## Requirement
The records that follow need to be output exactly as they are.

Saved entries:
:::::

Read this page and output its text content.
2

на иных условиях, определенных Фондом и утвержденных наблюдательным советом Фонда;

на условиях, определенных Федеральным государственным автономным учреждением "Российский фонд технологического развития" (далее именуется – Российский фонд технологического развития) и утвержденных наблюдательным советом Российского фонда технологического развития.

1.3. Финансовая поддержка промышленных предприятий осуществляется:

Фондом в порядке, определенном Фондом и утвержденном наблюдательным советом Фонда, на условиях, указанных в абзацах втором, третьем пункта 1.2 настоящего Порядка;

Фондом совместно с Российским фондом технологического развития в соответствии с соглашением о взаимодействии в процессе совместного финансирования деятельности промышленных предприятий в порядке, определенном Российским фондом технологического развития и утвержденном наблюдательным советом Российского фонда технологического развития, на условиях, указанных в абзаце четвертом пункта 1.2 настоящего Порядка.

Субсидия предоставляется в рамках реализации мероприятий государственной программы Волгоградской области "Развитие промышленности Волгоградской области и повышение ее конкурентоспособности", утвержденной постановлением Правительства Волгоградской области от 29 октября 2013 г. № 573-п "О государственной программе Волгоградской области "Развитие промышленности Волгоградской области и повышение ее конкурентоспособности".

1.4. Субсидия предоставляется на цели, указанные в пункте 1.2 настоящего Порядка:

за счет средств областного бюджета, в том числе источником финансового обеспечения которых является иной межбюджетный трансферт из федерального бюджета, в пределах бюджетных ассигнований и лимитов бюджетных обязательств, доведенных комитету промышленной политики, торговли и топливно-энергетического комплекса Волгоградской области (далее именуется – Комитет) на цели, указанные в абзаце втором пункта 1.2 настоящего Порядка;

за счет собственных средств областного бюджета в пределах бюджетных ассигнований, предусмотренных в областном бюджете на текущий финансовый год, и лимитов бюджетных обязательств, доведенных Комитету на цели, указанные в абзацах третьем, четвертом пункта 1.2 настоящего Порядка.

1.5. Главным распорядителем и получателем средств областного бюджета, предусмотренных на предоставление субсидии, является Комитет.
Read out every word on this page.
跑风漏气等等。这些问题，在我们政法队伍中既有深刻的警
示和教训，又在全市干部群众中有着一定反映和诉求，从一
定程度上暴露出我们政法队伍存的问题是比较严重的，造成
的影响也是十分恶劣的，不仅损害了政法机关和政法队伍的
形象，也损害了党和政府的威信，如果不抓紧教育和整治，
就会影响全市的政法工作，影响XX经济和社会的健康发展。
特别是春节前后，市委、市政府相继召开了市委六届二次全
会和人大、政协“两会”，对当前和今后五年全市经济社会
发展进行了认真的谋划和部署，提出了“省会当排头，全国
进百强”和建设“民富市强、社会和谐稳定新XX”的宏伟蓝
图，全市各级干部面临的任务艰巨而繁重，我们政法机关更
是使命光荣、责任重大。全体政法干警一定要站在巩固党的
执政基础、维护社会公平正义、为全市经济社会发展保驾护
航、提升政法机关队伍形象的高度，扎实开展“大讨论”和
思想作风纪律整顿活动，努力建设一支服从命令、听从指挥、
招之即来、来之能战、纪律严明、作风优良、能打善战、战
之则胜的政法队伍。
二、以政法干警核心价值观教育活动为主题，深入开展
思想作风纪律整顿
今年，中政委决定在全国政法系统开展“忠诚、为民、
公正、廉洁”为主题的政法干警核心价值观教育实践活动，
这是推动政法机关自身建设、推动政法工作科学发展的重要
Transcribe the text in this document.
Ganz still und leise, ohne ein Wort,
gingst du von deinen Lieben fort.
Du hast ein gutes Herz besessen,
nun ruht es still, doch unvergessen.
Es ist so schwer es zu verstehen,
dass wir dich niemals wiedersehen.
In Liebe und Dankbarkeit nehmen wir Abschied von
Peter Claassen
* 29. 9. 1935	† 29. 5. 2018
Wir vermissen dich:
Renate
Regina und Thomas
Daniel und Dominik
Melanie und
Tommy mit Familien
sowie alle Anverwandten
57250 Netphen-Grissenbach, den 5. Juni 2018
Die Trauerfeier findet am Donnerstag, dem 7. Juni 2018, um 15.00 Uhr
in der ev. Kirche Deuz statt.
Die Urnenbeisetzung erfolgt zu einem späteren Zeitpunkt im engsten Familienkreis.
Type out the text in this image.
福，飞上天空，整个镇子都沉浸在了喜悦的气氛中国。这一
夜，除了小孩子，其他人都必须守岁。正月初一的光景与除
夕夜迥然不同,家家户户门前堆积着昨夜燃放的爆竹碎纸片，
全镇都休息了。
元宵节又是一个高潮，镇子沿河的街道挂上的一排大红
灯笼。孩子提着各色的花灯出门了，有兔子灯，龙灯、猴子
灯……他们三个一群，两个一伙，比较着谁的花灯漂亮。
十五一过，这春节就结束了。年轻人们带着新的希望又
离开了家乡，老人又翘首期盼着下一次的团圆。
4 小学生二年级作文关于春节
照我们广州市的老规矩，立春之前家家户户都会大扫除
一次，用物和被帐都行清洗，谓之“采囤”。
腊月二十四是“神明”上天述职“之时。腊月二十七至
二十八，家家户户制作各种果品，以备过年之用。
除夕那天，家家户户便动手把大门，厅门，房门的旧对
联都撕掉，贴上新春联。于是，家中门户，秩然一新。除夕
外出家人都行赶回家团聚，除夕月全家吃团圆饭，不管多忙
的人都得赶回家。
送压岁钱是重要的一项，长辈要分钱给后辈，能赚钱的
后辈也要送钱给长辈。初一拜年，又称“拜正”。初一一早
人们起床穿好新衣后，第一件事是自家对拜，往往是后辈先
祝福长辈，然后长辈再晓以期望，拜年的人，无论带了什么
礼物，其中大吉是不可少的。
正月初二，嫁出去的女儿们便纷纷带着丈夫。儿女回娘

:::::

## Solution to the problem
Read this page and output its text content.
2

на иных условиях, определенных Фондом и утвержденных наблюдательным советом Фонда;

на условиях, определенных Федеральным государственным автономным учреждением "Российский фонд технологического развития" (далее именуется – Российский фонд технологического развития) и утвержденных наблюдательным советом Российского фонда технологического развития.

1.3. Финансовая поддержка промышленных предприятий осуществляется:

Фондом в порядке, определенном Фондом и утвержденном наблюдательным советом Фонда, на условиях, указанных в абзацах втором, третьем пункта 1.2 настоящего Порядка;

Фондом совместно с Российским фондом технологического развития в соответствии с соглашением о взаимодействии в процессе совместного финансирования деятельности промышленных предприятий в порядке, определенном Российским фондом технологического развития и утвержденном наблюдательным советом Российского фонда технологического развития, на условиях, указанных в абзаце четвертом пункта 1.2 настоящего Порядка.

Субсидия предоставляется в рамках реализации мероприятий государственной программы Волгоградской области "Развитие промышленности Волгоградской области и повышение ее конкурентоспособности", утвержденной постановлением Правительства Волгоградской области от 29 октября 2013 г. № 573-п "О государственной программе Волгоградской области "Развитие промышленности Волгоградской области и повышение ее конкурентоспособности".

1.4. Субсидия предоставляется на цели, указанные в пункте 1.2 настоящего Порядка:

за счет средств областного бюджета, в том числе источником финансового обеспечения которых является иной межбюджетный трансферт из федерального бюджета, в пределах бюджетных ассигнований и лимитов бюджетных обязательств, доведенных комитету промышленной политики, торговли и топливно-энергетического комплекса Волгоградской области (далее именуется – Комитет) на цели, указанные в абзаце втором пункта 1.2 настоящего Порядка;

за счет собственных средств областного бюджета в пределах бюджетных ассигнований, предусмотренных в областном бюджете на текущий финансовый год, и лимитов бюджетных обязательств, доведенных Комитету на цели, указанные в абзацах третьем, четвертом пункта 1.2 настоящего Порядка.

1.5. Главным распорядителем и получателем средств областного бюджета, предусмотренных на предоставление субсидии, является Комитет.
Read out every word on this page.
跑风漏气等等。这些问题，在我们政法队伍中既有深刻的警
示和教训，又在全市干部群众中有着一定反映和诉求，从一
定程度上暴露出我们政法队伍存的问题是比较严重的，造成
的影响也是十分恶劣的，不仅损害了政法机关和政法队伍的
形象，也损害了党和政府的威信，如果不抓紧教育和整治，
就会影响全市的政法工作，影响XX经济和社会的健康发展。
特别是春节前后，市委、市政府相继召开了市委六届二次全
会和人大、政协“两会”，对当前和今后五年全市经济社会
发展进行了认真的谋划和部署，提出了“省会当排头，全国
进百强”和建设“民富市强、社会和谐稳定新XX”的宏伟蓝
图，全市各级干部面临的任务艰巨而繁重，我们政法机关更
是使命光荣、责任重大。全体政法干警一定要站在巩固党的
执政基础、维护社会公平正义、为全市经济社会发展保驾护
航、提升政法机关队伍形象的高度，扎实开展“大讨论”和
思想作风纪律整顿活动，努力建设一支服从命令、听从指挥、
招之即来、来之能战、纪律严明、作风优良、能打善战、战
之则胜的政法队伍。
二、以政法干警核心价值观教育活动为主题，深入开展
思想作风纪律整顿
今年，中政委决定在全国政法系统开展“忠诚、为民、
公正、廉洁”为主题的政法干警核心价值观教育实践活动，
这是推动政法机关自身建设、推动政法工作科学发展的重要
Transcribe the text in this document.
Ganz still und leise, ohne ein Wort,
gingst du von deinen Lieben fort.
Du hast ein gutes Herz besessen,
nun ruht es still, doch unvergessen.
Es ist so schwer es zu verstehen,
dass wir dich niemals wiedersehen.
In Liebe und Dankbarkeit nehmen wir Abschied von
Peter Claassen
* 29. 9. 1935	† 29. 5. 2018
Wir vermissen dich:
Renate
Regina und Thomas
Daniel und Dominik
Melanie und
Tommy mit Familien
sowie alle Anverwandten
57250 Netphen-Grissenbach, den 5. Juni 2018
Die Trauerfeier findet am Donnerstag, dem 7. Juni 2018, um 15.00 Uhr
in der ev. Kirche Deuz statt.
Die Urnenbeisetzung erfolgt zu einem späteren Zeitpunkt im engsten Familienkreis.
Type out the text in this image.
福，飞上天空，整个镇子都沉浸在了喜悦的气氛中国。这一
夜，除了小孩子，其他人都必须守岁。正月初一的光景与除
夕夜迥然不同,家家户户门前堆积着昨夜燃放的爆竹碎纸片，
全镇都休息了。
元宵节又是一个高潮，镇子沿河的街道挂上的一排大红
灯笼。孩子提着各色的花灯出门了，有兔子灯，龙灯、猴子
灯……他们三个一群，两个一伙，比较着谁的花灯漂亮。
十五一过，这春节就结束了。年轻人们带着新的希望又
离开了家乡，老人又翘首期盼着下一次的团圆。
4 小学生二年级作文关于春节
照我们广州市的老规矩，立春之前家家户户都会大扫除
一次，用物和被帐都行清洗，谓之“采囤”。
腊月二十四是“神明”上天述职“之时。腊月二十七至
二十八，家家户户制作各种果品，以备过年之用。
除夕那天，家家户户便动手把大门，厅门，房门的旧对
联都撕掉，贴上新春联。于是，家中门户，秩然一新。除夕
外出家人都行赶回家团聚，除夕月全家吃团圆饭，不管多忙
的人都得赶回家。
送压岁钱是重要的一项，长辈要分钱给后辈，能赚钱的
后辈也要送钱给长辈。初一拜年，又称“拜正”。初一一早
人们起床穿好新衣后，第一件事是自家对拜，往往是后辈先
祝福长辈，然后长辈再晓以期望，拜年的人，无论带了什么
礼物，其中大吉是不可少的。
正月初二，嫁出去的女儿们便纷纷带着丈夫。儿女回娘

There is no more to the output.